*Aufgabe im Detail*
Formatiere alle folgenden Einträge Zeile für Zeile als nummerierte Liste und lass dabei Leerzeilen weg. Lass die Bilder in der Antwort weg.

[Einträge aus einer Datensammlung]
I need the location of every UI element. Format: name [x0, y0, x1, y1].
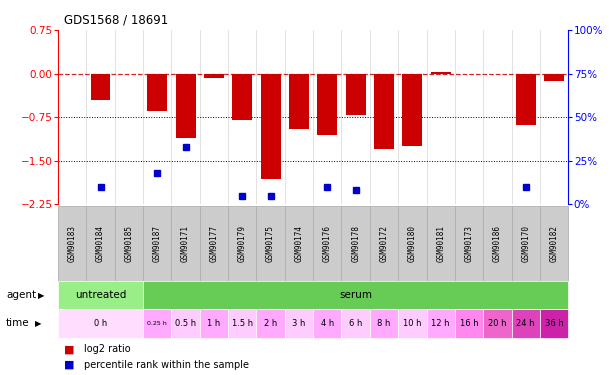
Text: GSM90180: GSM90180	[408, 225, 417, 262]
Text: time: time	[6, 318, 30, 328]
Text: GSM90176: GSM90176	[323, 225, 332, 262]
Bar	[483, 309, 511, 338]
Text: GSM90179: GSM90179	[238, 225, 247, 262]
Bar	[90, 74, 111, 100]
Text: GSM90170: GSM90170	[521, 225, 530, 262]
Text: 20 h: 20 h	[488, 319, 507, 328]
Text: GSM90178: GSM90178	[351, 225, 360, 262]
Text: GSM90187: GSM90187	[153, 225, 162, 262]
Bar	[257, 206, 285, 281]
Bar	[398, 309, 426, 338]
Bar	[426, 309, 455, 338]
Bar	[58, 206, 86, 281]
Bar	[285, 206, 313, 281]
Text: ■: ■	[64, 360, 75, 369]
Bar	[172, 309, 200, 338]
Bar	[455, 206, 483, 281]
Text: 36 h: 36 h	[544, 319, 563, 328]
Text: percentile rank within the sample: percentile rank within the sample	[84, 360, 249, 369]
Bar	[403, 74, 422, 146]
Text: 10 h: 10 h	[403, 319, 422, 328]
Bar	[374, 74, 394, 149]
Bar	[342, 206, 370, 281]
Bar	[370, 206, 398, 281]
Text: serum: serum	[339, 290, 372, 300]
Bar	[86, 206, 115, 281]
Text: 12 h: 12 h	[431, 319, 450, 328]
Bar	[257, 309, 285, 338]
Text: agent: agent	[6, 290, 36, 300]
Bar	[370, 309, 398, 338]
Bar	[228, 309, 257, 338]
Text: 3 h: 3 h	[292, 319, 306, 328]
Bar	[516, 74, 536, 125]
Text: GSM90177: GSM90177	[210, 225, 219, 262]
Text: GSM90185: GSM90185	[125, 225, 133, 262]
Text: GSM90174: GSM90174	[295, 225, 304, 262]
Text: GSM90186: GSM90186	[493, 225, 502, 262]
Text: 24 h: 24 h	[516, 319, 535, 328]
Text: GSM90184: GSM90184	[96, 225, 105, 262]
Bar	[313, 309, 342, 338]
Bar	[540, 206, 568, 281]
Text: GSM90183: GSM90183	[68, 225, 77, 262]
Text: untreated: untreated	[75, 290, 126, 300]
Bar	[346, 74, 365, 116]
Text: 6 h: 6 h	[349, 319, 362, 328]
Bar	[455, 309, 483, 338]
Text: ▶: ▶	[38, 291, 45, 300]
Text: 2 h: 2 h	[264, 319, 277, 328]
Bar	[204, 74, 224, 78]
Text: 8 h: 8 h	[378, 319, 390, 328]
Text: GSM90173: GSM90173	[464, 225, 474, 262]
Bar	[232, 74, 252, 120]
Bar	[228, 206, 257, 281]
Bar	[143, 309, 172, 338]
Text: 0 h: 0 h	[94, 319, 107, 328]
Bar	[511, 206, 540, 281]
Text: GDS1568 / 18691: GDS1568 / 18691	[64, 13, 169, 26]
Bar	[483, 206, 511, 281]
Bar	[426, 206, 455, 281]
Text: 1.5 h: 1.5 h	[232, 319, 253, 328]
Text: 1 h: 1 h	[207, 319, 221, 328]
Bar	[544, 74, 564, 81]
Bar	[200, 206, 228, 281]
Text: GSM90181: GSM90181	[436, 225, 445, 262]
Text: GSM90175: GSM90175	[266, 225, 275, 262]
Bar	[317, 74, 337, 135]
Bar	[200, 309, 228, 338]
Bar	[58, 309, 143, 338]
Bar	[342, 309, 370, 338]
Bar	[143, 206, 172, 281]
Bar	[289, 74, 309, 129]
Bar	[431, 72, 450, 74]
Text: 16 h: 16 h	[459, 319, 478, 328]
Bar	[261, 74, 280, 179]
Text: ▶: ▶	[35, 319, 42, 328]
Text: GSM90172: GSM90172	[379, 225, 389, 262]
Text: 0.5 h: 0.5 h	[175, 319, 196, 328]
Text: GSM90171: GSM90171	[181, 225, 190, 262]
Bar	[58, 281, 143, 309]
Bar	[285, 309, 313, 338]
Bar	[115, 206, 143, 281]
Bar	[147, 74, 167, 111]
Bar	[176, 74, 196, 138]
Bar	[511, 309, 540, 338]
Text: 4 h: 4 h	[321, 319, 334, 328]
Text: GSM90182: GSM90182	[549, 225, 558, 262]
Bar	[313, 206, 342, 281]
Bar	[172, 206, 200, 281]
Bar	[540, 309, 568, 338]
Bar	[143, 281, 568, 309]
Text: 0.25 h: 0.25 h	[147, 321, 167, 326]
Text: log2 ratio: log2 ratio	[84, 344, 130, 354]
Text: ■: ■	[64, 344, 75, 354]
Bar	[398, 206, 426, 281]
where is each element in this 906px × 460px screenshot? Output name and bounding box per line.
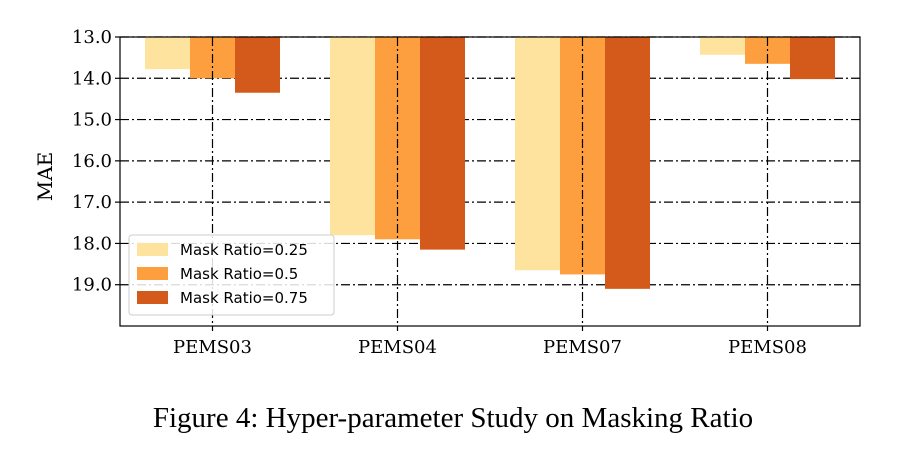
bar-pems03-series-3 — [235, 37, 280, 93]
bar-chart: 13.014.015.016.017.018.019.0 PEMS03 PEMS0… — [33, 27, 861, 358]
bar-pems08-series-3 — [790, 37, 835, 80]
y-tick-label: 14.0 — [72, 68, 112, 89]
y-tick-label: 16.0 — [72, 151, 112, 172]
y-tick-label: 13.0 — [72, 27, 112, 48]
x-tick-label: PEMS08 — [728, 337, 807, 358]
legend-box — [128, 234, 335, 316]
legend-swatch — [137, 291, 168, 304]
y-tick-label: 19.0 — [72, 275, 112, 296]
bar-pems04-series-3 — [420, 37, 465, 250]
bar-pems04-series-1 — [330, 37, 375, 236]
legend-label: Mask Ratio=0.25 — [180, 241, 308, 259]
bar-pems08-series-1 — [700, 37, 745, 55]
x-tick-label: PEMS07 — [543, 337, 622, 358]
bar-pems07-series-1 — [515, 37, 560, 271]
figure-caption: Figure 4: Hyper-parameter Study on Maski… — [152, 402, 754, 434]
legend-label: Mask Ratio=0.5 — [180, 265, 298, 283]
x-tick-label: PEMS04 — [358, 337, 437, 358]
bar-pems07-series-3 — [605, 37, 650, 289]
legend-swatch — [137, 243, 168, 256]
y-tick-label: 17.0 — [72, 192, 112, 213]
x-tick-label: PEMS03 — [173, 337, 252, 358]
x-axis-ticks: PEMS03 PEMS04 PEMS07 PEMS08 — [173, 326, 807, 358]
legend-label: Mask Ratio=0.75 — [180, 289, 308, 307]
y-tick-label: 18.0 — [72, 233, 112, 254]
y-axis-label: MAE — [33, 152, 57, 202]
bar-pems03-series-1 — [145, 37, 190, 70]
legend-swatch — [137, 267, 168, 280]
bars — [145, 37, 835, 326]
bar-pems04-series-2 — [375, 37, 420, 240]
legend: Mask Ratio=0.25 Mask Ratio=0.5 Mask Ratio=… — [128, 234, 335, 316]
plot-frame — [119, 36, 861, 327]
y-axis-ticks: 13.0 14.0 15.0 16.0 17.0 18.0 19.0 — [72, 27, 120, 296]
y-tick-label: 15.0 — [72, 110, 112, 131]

*Endergebnis*
1. I need the location of every UI element. Format: name [x0, y0, x1, y1].
2. Text: GSM90180: GSM90180	[408, 225, 417, 262]
3. Text: time: time	[6, 318, 30, 328]
4. Text: GSM90176: GSM90176	[323, 225, 332, 262]
5. Bar	[483, 309, 511, 338]
6. Text: GSM90179: GSM90179	[238, 225, 247, 262]
7. Bar	[90, 74, 111, 100]
8. Text: GSM90170: GSM90170	[521, 225, 530, 262]
9. Text: 20 h: 20 h	[488, 319, 507, 328]
10. Text: GSM90178: GSM90178	[351, 225, 360, 262]
11. Text: GSM90187: GSM90187	[153, 225, 162, 262]
12. Bar	[257, 206, 285, 281]
13. Bar	[398, 309, 426, 338]
14. Bar	[426, 309, 455, 338]
15. Bar	[58, 206, 86, 281]
16. Bar	[285, 206, 313, 281]
17. Text: ■: ■	[64, 360, 75, 369]
18. Bar	[172, 309, 200, 338]
19. Bar	[455, 206, 483, 281]
20. Text: 36 h: 36 h	[544, 319, 563, 328]
21. Text: percentile rank within the sample: percentile rank within the sample	[84, 360, 249, 369]
22. Bar	[403, 74, 422, 146]
23. Text: 10 h: 10 h	[403, 319, 422, 328]
24. Bar	[374, 74, 394, 149]
25. Bar	[342, 206, 370, 281]
26. Bar	[370, 206, 398, 281]
27. Text: serum: serum	[339, 290, 372, 300]
28. Bar	[86, 206, 115, 281]
29. Text: 12 h: 12 h	[431, 319, 450, 328]
30. Bar	[257, 309, 285, 338]
31. Text: agent: agent	[6, 290, 36, 300]
32. Bar	[370, 309, 398, 338]
33. Bar	[228, 309, 257, 338]
34. Text: 3 h: 3 h	[292, 319, 306, 328]
35. Bar	[516, 74, 536, 125]
36. Text: GSM90177: GSM90177	[210, 225, 219, 262]
37. Text: GSM90185: GSM90185	[125, 225, 133, 262]
38. Text: GSM90174: GSM90174	[295, 225, 304, 262]
39. Text: GSM90186: GSM90186	[493, 225, 502, 262]
40. Text: 24 h: 24 h	[516, 319, 535, 328]
41. Text: GSM90184: GSM90184	[96, 225, 105, 262]
42. Bar	[313, 309, 342, 338]
43. Bar	[540, 206, 568, 281]
44. Text: GSM90183: GSM90183	[68, 225, 77, 262]
45. Text: untreated: untreated	[75, 290, 126, 300]
46. Bar	[346, 74, 365, 116]
47. Text: 6 h: 6 h	[349, 319, 362, 328]
48. Bar	[455, 309, 483, 338]
49. Text: ▶: ▶	[38, 291, 45, 300]
50. Text: 2 h: 2 h	[264, 319, 277, 328]
51. Bar	[204, 74, 224, 78]
52. Text: 8 h: 8 h	[378, 319, 390, 328]
53. Text: GSM90173: GSM90173	[464, 225, 474, 262]
54. Bar	[232, 74, 252, 120]
55. Bar	[228, 206, 257, 281]
56. Bar	[143, 309, 172, 338]
57. Text: 0 h: 0 h	[94, 319, 107, 328]
58. Bar	[511, 206, 540, 281]
59. Text: GDS1568 / 18691: GDS1568 / 18691	[64, 13, 169, 26]
60. Bar	[483, 206, 511, 281]
61. Bar	[426, 206, 455, 281]
62. Text: 1.5 h: 1.5 h	[232, 319, 253, 328]
63. Text: 1 h: 1 h	[207, 319, 221, 328]
64. Bar	[544, 74, 564, 81]
65. Bar	[200, 206, 228, 281]
66. Text: GSM90181: GSM90181	[436, 225, 445, 262]
67. Text: GSM90175: GSM90175	[266, 225, 275, 262]
68. Bar	[317, 74, 337, 135]
69. Bar	[200, 309, 228, 338]
70. Bar	[58, 309, 143, 338]
71. Bar	[342, 309, 370, 338]
72. Bar	[143, 206, 172, 281]
73. Bar	[289, 74, 309, 129]
74. Bar	[431, 72, 450, 74]
75. Text: 16 h: 16 h	[459, 319, 478, 328]
76. Bar	[261, 74, 280, 179]
77. Text: ▶: ▶	[35, 319, 42, 328]
78. Text: GSM90172: GSM90172	[379, 225, 389, 262]
79. Text: 0.5 h: 0.5 h	[175, 319, 196, 328]
80. Text: GSM90171: GSM90171	[181, 225, 190, 262]
81. Bar	[58, 281, 143, 309]
82. Bar	[285, 309, 313, 338]
83. Bar	[115, 206, 143, 281]
84. Bar	[147, 74, 167, 111]
85. Bar	[176, 74, 196, 138]
86. Bar	[511, 309, 540, 338]
87. Text: 4 h: 4 h	[321, 319, 334, 328]
88. Text: GSM90182: GSM90182	[549, 225, 558, 262]
89. Bar	[313, 206, 342, 281]
90. Bar	[172, 206, 200, 281]
91. Bar	[540, 309, 568, 338]
92. Bar	[143, 281, 568, 309]
93. Text: 0.25 h: 0.25 h	[147, 321, 167, 326]
94. Text: log2 ratio: log2 ratio	[84, 344, 130, 354]
95. Text: ■: ■	[64, 344, 75, 354]
96. Bar	[398, 206, 426, 281]
97. where is each element in this 906px × 460px screenshot? Output name and bounding box per line.
98. bar-pems03-series-3 — [235, 37, 280, 93]
99. bar-chart: 13.014.015.016.017.018.019.0 PEMS03 PEMS0… — [33, 27, 861, 358]
100. bar-pems08-series-3 — [790, 37, 835, 80]
101. y-tick-label: 14.0 — [72, 68, 112, 89]
102. y-tick-label: 16.0 — [72, 151, 112, 172]
103. y-tick-label: 13.0 — [72, 27, 112, 48]
104. x-tick-label: PEMS08 — [728, 337, 807, 358]
105. legend-box — [128, 234, 335, 316]
106. legend-swatch — [137, 291, 168, 304]
107. y-tick-label: 19.0 — [72, 275, 112, 296]
108. bar-pems04-series-3 — [420, 37, 465, 250]
109. bar-pems04-series-1 — [330, 37, 375, 236]
110. legend-label: Mask Ratio=0.25 — [180, 241, 308, 259]
111. bar-pems08-series-1 — [700, 37, 745, 55]
112. x-tick-label: PEMS07 — [543, 337, 622, 358]
113. bar-pems07-series-1 — [515, 37, 560, 271]
114. figure-caption: Figure 4: Hyper-parameter Study on Maski… — [152, 402, 754, 434]
115. legend-label: Mask Ratio=0.5 — [180, 265, 298, 283]
116. x-tick-label: PEMS04 — [358, 337, 437, 358]
117. bar-pems07-series-3 — [605, 37, 650, 289]
118. legend-swatch — [137, 243, 168, 256]
119. y-tick-label: 17.0 — [72, 192, 112, 213]
120. x-tick-label: PEMS03 — [173, 337, 252, 358]
121. x-axis-ticks: PEMS03 PEMS04 PEMS07 PEMS08 — [173, 326, 807, 358]
122. legend-label: Mask Ratio=0.75 — [180, 289, 308, 307]
123. y-tick-label: 18.0 — [72, 233, 112, 254]
124. y-axis-label: MAE — [33, 152, 57, 202]
125. bar-pems03-series-1 — [145, 37, 190, 70]
126. legend-swatch — [137, 267, 168, 280]
127. bars — [145, 37, 835, 326]
128. bar-pems04-series-2 — [375, 37, 420, 240]
129. legend: Mask Ratio=0.25 Mask Ratio=0.5 Mask Ratio=… — [128, 234, 335, 316]
130. plot-frame — [119, 36, 861, 327]
131. y-axis-ticks: 13.0 14.0 15.0 16.0 17.0 18.0 19.0 — [72, 27, 120, 296]
132. y-tick-label: 15.0 — [72, 110, 112, 131]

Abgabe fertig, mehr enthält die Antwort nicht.